Given exercise — Without the pictures, copy all the entries below exactly.

Input for this task —
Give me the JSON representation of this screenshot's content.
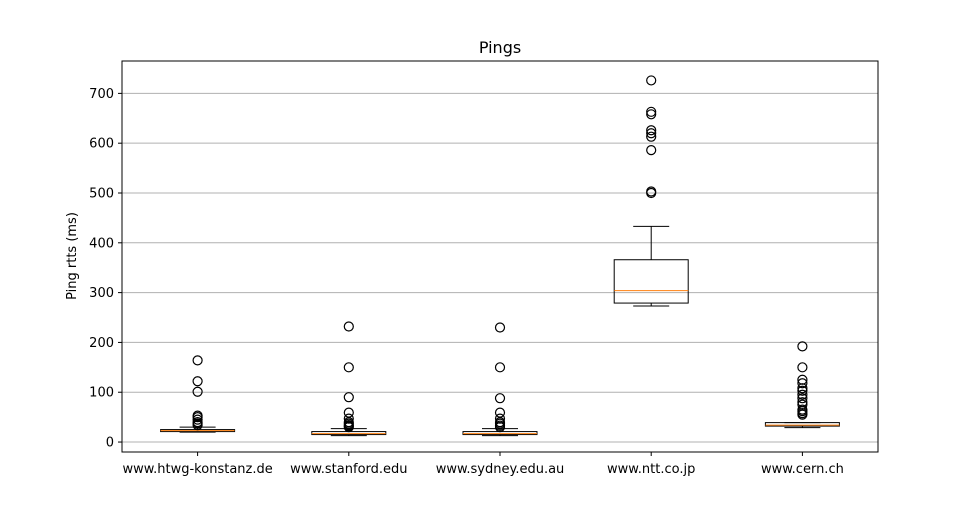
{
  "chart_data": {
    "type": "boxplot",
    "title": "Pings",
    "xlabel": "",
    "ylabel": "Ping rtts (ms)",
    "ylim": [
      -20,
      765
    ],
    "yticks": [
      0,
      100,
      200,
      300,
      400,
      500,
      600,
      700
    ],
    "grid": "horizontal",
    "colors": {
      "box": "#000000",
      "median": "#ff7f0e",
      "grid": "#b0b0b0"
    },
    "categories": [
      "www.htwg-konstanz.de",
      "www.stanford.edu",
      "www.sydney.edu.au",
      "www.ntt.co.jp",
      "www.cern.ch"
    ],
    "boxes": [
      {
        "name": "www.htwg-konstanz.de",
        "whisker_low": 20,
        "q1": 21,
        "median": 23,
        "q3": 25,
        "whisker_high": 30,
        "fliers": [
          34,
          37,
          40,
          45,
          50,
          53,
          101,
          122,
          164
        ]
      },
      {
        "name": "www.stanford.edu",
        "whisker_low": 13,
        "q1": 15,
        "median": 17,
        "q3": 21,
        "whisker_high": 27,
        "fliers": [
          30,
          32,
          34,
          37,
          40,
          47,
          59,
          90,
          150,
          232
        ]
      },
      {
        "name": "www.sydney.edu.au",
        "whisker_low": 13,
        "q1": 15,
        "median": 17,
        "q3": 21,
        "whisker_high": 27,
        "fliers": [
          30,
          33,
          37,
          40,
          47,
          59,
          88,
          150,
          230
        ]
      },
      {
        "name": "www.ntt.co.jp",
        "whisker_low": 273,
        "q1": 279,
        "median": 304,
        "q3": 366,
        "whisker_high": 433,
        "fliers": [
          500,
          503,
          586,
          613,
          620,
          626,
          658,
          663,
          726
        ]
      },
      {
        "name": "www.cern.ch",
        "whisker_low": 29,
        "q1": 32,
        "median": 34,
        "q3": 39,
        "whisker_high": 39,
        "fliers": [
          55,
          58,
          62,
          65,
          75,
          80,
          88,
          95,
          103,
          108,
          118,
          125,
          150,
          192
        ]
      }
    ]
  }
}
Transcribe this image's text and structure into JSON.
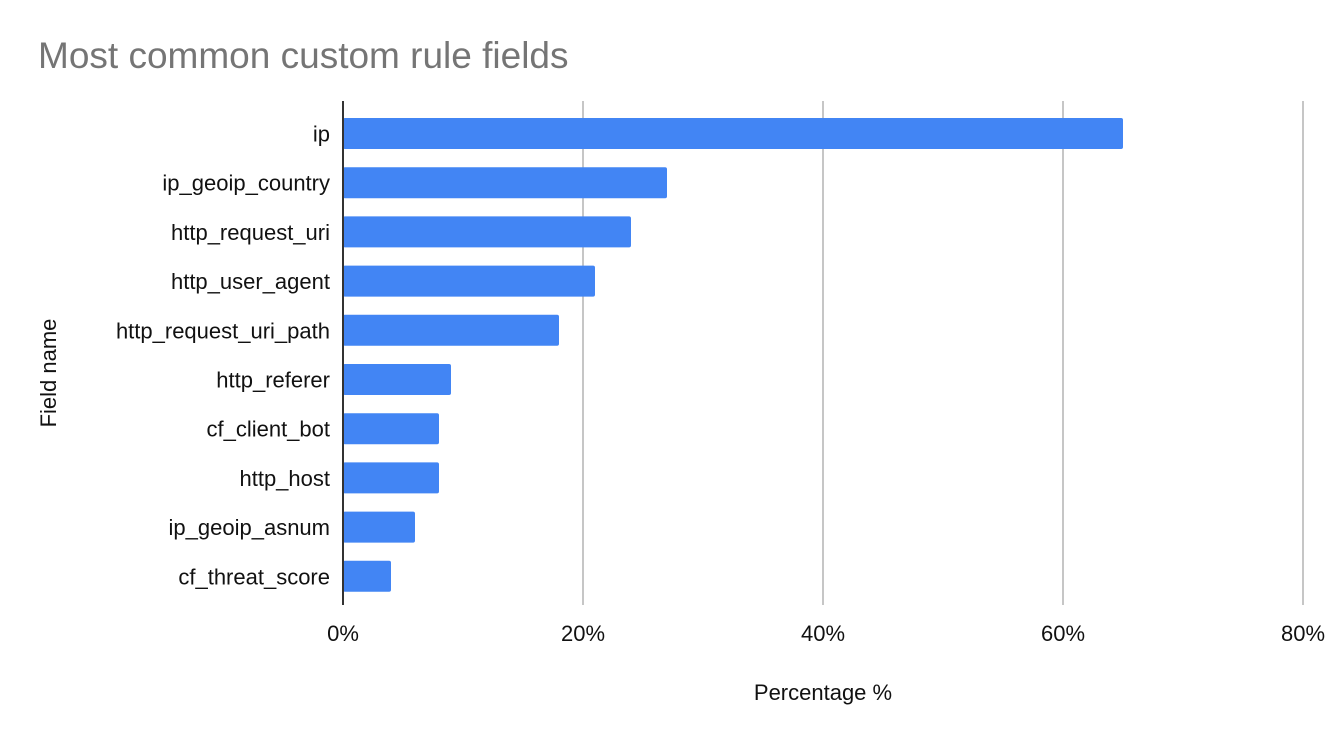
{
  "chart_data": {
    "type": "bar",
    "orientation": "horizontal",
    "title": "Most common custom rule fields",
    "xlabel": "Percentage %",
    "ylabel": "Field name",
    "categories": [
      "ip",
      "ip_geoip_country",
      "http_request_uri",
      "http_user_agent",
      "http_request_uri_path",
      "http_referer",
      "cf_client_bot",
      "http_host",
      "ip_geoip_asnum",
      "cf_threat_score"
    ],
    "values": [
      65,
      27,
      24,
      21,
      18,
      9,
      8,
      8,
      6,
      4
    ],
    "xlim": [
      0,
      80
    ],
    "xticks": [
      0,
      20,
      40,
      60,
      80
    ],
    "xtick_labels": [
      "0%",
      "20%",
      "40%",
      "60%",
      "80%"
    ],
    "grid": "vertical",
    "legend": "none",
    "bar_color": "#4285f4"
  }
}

In response —
Give me the JSON representation of this screenshot's content.
{
  "chart_data": {
    "type": "boxplot",
    "title": "Pings",
    "xlabel": "",
    "ylabel": "Ping rtts (ms)",
    "ylim": [
      -20,
      765
    ],
    "yticks": [
      0,
      100,
      200,
      300,
      400,
      500,
      600,
      700
    ],
    "grid": "horizontal",
    "colors": {
      "box": "#000000",
      "median": "#ff7f0e",
      "grid": "#b0b0b0"
    },
    "categories": [
      "www.htwg-konstanz.de",
      "www.stanford.edu",
      "www.sydney.edu.au",
      "www.ntt.co.jp",
      "www.cern.ch"
    ],
    "boxes": [
      {
        "name": "www.htwg-konstanz.de",
        "whisker_low": 20,
        "q1": 21,
        "median": 23,
        "q3": 25,
        "whisker_high": 30,
        "fliers": [
          34,
          37,
          40,
          45,
          50,
          53,
          101,
          122,
          164
        ]
      },
      {
        "name": "www.stanford.edu",
        "whisker_low": 13,
        "q1": 15,
        "median": 17,
        "q3": 21,
        "whisker_high": 27,
        "fliers": [
          30,
          32,
          34,
          37,
          40,
          47,
          59,
          90,
          150,
          232
        ]
      },
      {
        "name": "www.sydney.edu.au",
        "whisker_low": 13,
        "q1": 15,
        "median": 17,
        "q3": 21,
        "whisker_high": 27,
        "fliers": [
          30,
          33,
          37,
          40,
          47,
          59,
          88,
          150,
          230
        ]
      },
      {
        "name": "www.ntt.co.jp",
        "whisker_low": 273,
        "q1": 279,
        "median": 304,
        "q3": 366,
        "whisker_high": 433,
        "fliers": [
          500,
          503,
          586,
          613,
          620,
          626,
          658,
          663,
          726
        ]
      },
      {
        "name": "www.cern.ch",
        "whisker_low": 29,
        "q1": 32,
        "median": 34,
        "q3": 39,
        "whisker_high": 39,
        "fliers": [
          55,
          58,
          62,
          65,
          75,
          80,
          88,
          95,
          103,
          108,
          118,
          125,
          150,
          192
        ]
      }
    ]
  }
}
Transcribe this image's text and structure into JSON.
{
  "chart_data": {
    "type": "bar",
    "orientation": "horizontal",
    "title": "Most common custom rule fields",
    "xlabel": "Percentage %",
    "ylabel": "Field name",
    "categories": [
      "ip",
      "ip_geoip_country",
      "http_request_uri",
      "http_user_agent",
      "http_request_uri_path",
      "http_referer",
      "cf_client_bot",
      "http_host",
      "ip_geoip_asnum",
      "cf_threat_score"
    ],
    "values": [
      65,
      27,
      24,
      21,
      18,
      9,
      8,
      8,
      6,
      4
    ],
    "xlim": [
      0,
      80
    ],
    "xticks": [
      0,
      20,
      40,
      60,
      80
    ],
    "xtick_labels": [
      "0%",
      "20%",
      "40%",
      "60%",
      "80%"
    ],
    "grid": "vertical",
    "legend": "none",
    "bar_color": "#4285f4"
  }
}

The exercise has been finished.